*Extract to read*.
--- START ---
We introduce TDFlow, a novel test-driven agentic workflow that frames repository-scale software engineering as a test-resolution task, specifically designed to solve human-written tests. Given a set of tests, TDFlow repeatedly proposes, revises, and debugs repository-scale patches using precisely engineered sub-agents and tightly constrained tools. The workflow decomposes software engineering program repair into four components governed by respective sub-agents. This simple, forced decoupling of patch proposing, debugging, patch revision, and optional test generation (1) reduces long-context burden on any individual sub-agent, (2) focuses each sub-agent on specific, pre-defined sub-tasks, and (3) allows for specialized performance improvement on specific sub-tasks. When provided human-written tests, TDFlow attains 88.8% pass rate on SWE-Bench Lite (an absolute improvement of 27.8% over the next best system) and 94.3% on SWE-Bench Verified. Manual inspection of the 800 TDFlow runs within SWE-Bench Lite and Verified uncover only 7 instances of test hacking, which were subsequently counted as failures. Furthermore, we show that the primary obstacle to human-level software engineering performance lies within writing successful reproduction tests. We envision a human-LLM interactive system powered by TDFlow where human developers write tests solved by LLM systems. Together, these results indicate that modern LLMs, when embedded in a narrowly engineered, test-driven workflow, already achieve human-level test resolution -- with the final frontier for fully autonomous repository repair being the accurate generation of valid reproduction tests.

Paper Structure

This paper contains 34 sections, 5 figures, 8 tables.

Figures (5)

  • Figure 1: The workflow behind Test-Driven Flow (TDFlow). TDFlow is a purely test driven, agentic workflow for resolving repository scale issues. The entrypoint to TDFlow begins with either human-written reproduction tests or, optionally, to have TDFlow generate reproduction tests. Afterwards, the tests are run and provided to the Explore Files LLM sub-agent with the sole task of exploring the repository in order to propose a patch. The tests are run on the proposed patch before the Debug One sub-agent debugs each failing test individually with a dedicated debugger tool and generates reports. Those reports are used by the Explore Files sub-agent to propose another patch.
--- END ---
*Directions*.
Can you continue the TDFlow paper overview above, picking up right after its last sentence?

*Stored data*.
--- START ---
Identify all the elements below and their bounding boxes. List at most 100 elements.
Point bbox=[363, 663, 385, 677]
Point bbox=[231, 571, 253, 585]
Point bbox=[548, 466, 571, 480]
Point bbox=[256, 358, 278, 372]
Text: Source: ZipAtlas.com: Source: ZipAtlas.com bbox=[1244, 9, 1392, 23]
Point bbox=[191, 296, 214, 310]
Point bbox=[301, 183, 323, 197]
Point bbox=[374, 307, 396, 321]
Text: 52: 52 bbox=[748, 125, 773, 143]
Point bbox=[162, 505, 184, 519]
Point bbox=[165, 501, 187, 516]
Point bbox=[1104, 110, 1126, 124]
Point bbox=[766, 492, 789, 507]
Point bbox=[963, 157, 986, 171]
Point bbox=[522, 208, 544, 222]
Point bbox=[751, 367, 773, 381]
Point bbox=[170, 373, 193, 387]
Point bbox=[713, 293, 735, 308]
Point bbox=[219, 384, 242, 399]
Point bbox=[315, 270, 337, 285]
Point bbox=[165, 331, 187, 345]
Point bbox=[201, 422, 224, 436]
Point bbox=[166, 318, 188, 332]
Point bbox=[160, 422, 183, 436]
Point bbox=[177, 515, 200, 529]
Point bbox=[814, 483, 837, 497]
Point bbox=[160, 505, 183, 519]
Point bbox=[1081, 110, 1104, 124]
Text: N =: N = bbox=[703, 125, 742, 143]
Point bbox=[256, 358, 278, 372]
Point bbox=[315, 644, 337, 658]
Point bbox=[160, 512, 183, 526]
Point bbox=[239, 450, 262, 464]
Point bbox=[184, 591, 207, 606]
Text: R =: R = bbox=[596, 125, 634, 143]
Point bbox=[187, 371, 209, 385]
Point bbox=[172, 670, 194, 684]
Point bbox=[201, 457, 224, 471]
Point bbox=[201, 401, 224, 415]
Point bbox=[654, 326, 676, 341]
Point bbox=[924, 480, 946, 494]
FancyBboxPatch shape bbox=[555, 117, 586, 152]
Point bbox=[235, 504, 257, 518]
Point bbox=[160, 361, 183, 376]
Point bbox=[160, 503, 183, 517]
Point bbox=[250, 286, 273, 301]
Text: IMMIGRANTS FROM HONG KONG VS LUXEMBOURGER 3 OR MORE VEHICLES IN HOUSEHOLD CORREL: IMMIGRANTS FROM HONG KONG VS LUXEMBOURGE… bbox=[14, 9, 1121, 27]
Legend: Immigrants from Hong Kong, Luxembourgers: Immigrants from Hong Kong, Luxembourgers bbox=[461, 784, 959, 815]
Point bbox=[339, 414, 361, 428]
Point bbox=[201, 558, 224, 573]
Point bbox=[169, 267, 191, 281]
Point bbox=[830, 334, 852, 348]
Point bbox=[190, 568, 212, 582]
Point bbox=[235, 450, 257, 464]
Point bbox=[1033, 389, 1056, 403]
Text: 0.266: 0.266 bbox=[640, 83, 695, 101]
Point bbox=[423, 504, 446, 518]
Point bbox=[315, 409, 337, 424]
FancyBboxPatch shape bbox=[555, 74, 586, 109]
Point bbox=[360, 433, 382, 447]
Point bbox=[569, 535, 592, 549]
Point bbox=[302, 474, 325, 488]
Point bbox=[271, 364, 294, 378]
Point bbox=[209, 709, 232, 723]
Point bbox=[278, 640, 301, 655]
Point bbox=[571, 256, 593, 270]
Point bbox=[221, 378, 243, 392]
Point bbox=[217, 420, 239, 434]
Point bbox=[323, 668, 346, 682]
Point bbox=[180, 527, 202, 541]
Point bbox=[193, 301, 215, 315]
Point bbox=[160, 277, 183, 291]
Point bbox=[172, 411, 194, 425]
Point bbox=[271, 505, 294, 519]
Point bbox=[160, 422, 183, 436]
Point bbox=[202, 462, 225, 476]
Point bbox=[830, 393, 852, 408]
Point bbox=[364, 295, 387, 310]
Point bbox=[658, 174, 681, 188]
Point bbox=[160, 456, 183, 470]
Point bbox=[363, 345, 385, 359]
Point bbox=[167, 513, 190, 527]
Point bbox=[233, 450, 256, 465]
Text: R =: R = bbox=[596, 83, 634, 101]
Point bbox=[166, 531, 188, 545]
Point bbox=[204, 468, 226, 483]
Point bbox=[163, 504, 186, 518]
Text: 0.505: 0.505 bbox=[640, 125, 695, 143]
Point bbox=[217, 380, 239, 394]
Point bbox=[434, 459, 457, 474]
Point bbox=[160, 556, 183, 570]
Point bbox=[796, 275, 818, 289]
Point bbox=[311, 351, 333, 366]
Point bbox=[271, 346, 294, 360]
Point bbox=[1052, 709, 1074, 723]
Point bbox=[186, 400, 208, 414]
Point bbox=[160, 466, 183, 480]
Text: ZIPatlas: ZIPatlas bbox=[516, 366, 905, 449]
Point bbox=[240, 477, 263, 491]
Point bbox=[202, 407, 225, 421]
--- END ---
*Result*.
  • Figure 2: The solid line depicts the solve/success rate at each Bad Test Rate (BTR) level for the LLM-generated mode on SWE-Bench Verified using GPT-5. Bad Test Rate is the number of unsuccessful reproduction tests divided by the total number of LLM-generated tests. The dashed line depicts the % of instances with the specified bad test rates. When BTR is 0, TDFlow has a 93.3% solve rate.
  • Figure 3: (a) The overall success rate of both TDFlow modes: when TDFlow is provided with human-written tests and when TDFlow is provided with LLM-generated tests. (b) The overall success rate of both modes as a function of the maximum cost per instance.
  • Figure 4: The distribution of f2p, p2p, p2f, and f2f tests. f2p refers to tests which fail before the gold patch is applied and pass after. f2f refers to tests which fail both before and after the gold patch is applied. p2f refers to tests which pass before the gold patch is applied and fails after. And p2p refers to tests which pass both before and after the gold patch is applied.
  • Figure 5: (a) A histogram of the distribution of test counts for the SWE-Bench Verified experiment where the LLM generates its own tests. The color bar refers to the solve rate of each bin. (b) The same distribution in histogram form except the color refers to the average BTR of each bin.